### [WHAT IS ASKED]
Pick out all lines in the listing holding the string "công" and copy them.

### [RECORDS PROVIDED]
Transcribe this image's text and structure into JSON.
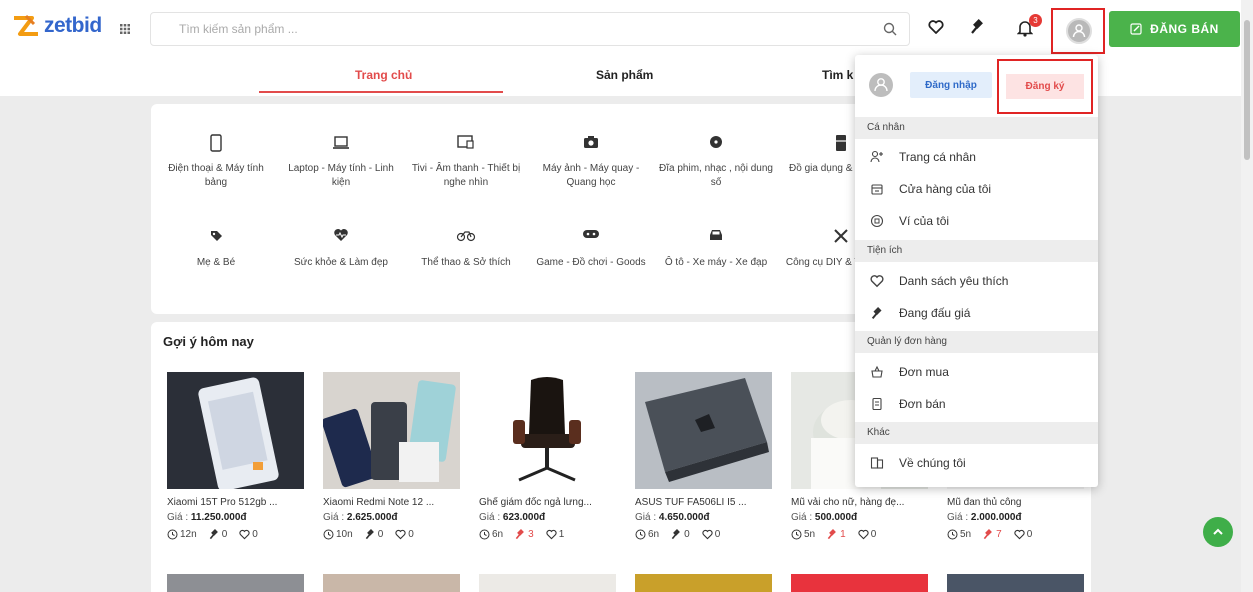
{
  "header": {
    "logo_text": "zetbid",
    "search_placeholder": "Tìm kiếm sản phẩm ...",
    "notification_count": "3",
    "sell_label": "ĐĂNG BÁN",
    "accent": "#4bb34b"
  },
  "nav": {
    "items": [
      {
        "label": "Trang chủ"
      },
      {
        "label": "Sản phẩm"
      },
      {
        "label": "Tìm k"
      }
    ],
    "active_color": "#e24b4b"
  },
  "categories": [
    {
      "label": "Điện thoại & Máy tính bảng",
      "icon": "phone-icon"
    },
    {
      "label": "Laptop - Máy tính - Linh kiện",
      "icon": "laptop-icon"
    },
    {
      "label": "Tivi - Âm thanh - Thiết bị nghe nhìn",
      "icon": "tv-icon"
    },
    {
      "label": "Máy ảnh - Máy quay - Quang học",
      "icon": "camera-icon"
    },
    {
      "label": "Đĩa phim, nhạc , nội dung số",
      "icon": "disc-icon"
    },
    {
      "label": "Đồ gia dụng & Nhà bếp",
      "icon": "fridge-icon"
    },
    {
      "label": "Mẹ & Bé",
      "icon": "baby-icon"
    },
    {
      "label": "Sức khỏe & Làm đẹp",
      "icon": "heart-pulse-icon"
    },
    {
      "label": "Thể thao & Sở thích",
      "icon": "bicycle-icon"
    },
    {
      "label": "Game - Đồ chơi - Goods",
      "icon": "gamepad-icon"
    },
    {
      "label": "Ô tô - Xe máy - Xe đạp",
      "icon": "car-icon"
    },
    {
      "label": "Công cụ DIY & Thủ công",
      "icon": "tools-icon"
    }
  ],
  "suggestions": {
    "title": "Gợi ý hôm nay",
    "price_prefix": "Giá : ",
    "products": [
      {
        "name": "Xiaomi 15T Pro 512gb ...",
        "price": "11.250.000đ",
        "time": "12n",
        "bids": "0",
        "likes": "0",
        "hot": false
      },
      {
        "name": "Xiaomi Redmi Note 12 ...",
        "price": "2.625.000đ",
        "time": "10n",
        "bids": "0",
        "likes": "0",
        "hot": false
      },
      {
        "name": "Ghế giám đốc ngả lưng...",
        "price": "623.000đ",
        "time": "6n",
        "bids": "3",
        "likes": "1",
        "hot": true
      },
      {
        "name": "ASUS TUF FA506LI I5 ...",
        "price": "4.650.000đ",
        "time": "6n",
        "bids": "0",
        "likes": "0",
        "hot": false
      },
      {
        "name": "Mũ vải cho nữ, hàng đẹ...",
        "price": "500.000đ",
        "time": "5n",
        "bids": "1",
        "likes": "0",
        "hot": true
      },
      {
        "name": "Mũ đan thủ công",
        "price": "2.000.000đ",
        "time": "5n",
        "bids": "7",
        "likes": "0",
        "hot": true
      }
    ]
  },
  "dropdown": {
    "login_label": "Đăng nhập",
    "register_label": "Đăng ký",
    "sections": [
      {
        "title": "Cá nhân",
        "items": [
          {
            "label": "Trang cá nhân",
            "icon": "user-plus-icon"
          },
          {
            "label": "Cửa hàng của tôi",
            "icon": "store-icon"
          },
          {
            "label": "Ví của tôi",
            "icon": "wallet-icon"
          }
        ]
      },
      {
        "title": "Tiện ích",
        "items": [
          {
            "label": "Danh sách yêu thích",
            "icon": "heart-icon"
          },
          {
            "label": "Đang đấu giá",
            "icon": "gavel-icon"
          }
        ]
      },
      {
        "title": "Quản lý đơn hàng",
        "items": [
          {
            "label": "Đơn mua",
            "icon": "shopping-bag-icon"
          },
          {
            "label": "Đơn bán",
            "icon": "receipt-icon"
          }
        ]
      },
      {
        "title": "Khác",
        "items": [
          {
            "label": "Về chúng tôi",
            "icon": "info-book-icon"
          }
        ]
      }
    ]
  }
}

* * *

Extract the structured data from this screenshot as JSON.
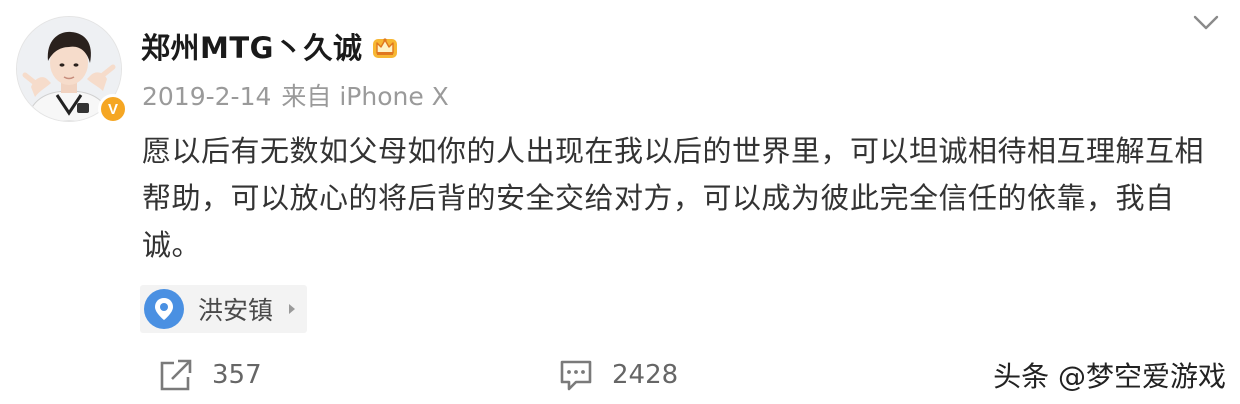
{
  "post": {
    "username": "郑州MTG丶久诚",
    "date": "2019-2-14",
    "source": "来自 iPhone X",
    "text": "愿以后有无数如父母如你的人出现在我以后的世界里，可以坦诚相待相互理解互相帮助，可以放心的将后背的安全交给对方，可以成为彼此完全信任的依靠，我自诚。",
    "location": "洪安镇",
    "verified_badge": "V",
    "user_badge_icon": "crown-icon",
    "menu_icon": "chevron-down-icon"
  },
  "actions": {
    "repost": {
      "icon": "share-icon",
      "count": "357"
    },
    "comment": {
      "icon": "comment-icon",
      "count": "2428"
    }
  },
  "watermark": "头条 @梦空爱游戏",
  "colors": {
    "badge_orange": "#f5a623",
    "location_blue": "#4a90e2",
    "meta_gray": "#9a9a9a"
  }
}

### [EXERCISE OUTPUT]
      "label": "Công cụ DIY & Thủ công",
        "name": "Mũ đan thủ công",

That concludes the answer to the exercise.